TESTO DA LEGGERE -
————

La dignità delle cose. Spunti sulla sensibilità plurale della teologia su affetti, relazioni e matrimonio (di R. Saccenti)
Ringrazio il prof. Saccenti per questo testo, che riprende il dibattito apertosi intorno alle dichiarazioni di papa Francesco sulle “unioni civili”. Il compito di mediazione della tradizione teologica non si esercita contrapponendo il piano ecclesiale e il piano civile, ma integrandoli. La grande tradizione medievale, riletta più di 800 anni dopo, può essere di grande aiuto, per far uscire la mens ecclesiale da impostazioni troppo anguste e troppo condizionate dall’assolutismo moderno. Anche la Chiesa deve imparare dalle cose che patisce e scoprire il bene che si nasconde sub specie impietatis.
Spunti sulla sensibilità plurale della teologia su affetti, relazioni e matrimonio
di Riccardo Saccenti
La discussione, a tratti estremamente accesa, attorno all’affermazione di Francesco sulla necessità che la politica provveda a tutelare con una legislazione adeguata i diritti di relazioni affettive stabili anche fra persone dello stesso sesso, nel suo svilupparsi, acquista una serie molteplice di valori soprattutto all’interno del perimetro della Chiesa cattolica.

————

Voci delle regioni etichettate

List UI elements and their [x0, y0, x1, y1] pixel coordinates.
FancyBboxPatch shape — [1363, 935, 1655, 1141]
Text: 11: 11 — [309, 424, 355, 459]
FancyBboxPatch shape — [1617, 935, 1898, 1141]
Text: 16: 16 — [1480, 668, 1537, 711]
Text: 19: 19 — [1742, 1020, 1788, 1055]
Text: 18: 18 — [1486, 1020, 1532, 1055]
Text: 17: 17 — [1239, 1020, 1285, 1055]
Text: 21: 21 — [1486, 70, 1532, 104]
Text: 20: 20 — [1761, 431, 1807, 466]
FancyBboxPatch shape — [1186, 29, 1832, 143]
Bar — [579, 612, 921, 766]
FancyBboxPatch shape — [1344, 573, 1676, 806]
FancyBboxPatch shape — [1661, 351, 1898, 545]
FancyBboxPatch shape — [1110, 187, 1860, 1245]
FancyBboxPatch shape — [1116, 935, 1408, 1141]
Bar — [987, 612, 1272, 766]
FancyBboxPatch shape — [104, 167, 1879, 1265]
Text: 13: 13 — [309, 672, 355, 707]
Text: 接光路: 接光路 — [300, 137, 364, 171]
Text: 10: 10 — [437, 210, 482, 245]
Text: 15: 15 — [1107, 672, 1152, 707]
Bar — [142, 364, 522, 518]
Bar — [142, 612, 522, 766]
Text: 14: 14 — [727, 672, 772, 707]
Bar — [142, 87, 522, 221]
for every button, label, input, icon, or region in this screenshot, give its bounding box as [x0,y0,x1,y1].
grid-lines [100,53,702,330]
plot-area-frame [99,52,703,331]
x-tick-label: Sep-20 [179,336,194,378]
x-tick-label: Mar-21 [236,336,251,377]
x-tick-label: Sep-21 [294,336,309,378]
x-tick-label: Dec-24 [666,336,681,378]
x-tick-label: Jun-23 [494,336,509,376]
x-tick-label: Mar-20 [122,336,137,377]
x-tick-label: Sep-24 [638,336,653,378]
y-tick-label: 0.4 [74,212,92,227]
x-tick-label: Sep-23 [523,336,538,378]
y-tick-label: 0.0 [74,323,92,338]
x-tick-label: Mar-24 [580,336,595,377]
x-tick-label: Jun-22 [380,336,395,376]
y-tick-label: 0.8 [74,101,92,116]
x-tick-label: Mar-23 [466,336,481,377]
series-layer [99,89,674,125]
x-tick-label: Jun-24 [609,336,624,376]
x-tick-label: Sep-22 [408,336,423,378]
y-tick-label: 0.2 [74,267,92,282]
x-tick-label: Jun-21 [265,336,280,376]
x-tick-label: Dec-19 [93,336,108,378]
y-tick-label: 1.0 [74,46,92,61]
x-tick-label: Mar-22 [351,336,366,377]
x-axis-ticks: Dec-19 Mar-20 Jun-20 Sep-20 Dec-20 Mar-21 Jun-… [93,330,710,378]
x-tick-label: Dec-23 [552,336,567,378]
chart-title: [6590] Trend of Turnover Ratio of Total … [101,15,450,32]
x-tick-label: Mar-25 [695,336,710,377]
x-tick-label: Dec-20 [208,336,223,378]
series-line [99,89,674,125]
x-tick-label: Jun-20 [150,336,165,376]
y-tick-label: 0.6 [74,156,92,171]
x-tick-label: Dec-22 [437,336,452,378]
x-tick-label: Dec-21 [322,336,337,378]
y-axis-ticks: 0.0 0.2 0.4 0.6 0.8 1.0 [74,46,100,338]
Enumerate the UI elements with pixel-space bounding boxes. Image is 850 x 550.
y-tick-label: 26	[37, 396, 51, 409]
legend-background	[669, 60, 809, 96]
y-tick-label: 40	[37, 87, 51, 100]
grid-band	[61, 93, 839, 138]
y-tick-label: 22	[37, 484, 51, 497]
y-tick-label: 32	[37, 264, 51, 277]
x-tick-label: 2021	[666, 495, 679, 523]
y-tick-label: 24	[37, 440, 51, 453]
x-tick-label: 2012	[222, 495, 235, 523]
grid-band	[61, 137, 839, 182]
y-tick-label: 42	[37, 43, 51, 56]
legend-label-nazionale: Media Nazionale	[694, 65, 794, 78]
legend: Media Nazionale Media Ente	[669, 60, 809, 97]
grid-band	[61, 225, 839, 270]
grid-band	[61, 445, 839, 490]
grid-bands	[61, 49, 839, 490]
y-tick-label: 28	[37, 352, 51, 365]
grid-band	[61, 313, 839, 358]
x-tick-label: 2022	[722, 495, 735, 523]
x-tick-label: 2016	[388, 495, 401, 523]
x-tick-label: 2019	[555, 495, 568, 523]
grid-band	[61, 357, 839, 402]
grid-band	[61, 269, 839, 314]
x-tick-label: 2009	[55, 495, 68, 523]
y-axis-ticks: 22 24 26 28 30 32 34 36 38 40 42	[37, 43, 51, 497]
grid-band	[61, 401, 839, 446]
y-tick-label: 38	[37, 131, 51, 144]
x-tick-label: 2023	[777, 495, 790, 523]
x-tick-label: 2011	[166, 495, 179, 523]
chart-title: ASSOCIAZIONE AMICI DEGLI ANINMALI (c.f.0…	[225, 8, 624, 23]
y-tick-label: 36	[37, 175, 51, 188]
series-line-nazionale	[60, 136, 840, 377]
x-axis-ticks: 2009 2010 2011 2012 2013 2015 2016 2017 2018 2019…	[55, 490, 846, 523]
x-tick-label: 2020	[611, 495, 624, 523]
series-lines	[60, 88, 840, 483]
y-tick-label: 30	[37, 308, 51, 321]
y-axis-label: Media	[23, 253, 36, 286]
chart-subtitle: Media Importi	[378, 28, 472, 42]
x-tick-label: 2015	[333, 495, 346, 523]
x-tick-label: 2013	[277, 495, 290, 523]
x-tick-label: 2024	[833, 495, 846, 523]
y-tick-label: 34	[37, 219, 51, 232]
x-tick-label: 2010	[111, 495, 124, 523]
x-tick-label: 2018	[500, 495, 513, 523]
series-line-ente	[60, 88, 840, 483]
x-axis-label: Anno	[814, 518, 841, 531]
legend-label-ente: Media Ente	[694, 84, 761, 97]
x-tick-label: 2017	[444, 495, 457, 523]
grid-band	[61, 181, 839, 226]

————

ELENCO DEI COMPITI -
a: Nel testo su affetti, relazioni e matrimonio, quanto tempo dopo viene riletta la grande tradizione medievale?
b: Trascrivi dal testo su affetti, relazioni e matrimonio il tratto da “Ringrazio il prof.” fino a “sub specie impietatis.”.

RISPOSTE SVOLTE -
a: Più di 800 anni dopo.

b:
Ringrazio il prof. Saccenti per questo testo, che riprende il dibattito apertosi intorno alle dichiarazioni di papa Francesco sulle “unioni civili”. Il compito di mediazione della tradizione teologica non si esercita contrapponendo il piano ecclesiale e il piano civile, ma integrandoli. La grande tradizione medievale, riletta più di 800 anni dopo, può essere di grande aiuto, per far uscire la mens ecclesiale da impostazioni troppo anguste e troppo condizionate dall’assolutismo moderno. Anche la Chiesa deve imparare dalle cose che patisce e scoprire il bene che si nasconde sub specie impietatis.